Text shown:
____________________
So I cannot deny it any longer. For months, I have been trying to convince myself it’s just bad lighting or my eyes playing tricks but the truth refuses to be ignored. I now have two choices, accept it or get rid of all reflective surfaces in the world.
What calamity has precipitated such an extreme reaction? It’s the dreaded . . . turkey neck! For those of you who haven’t yet lost your innocence, it’s when the skin under your chin gets saggy making you look like, you guessed it, a turkey. This latest atrocity is just one in a long line of degrading and mortifying tortures Mother Nature inflicts on her aging children. Waning eyesight, insomnia, constipation and incontinence (really!?!), low energy, aches, pains and a whole host of other horrors that I will not describe as I don’t want the young ‘uns to run screaming into the night.
I can deal with the “fine lines”― aka wrinkles― around my eyes and on my forehead. Bangs and glasses hide those reasonable well. I can even deal with the blotches and lines radiating outward on my chest (damn that SPF 0 in baby oil) as most shirts cover those as well. But this turkey neck is the last straw. I refuse to wear turtlenecks (again with the animal neck comparison) all year round and I don’t care what any beauty product promises, no cream in a jar will miraculously tighten and firm up anything!
____________________
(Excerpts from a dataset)
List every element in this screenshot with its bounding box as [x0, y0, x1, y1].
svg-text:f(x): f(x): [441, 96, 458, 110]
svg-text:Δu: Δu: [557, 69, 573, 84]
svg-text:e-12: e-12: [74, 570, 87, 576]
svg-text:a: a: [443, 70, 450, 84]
____________________
Directions: In the text about turkey neck, what hides the fine lines around the writer's eyes and forehead?

Answer box: Bangs and glasses.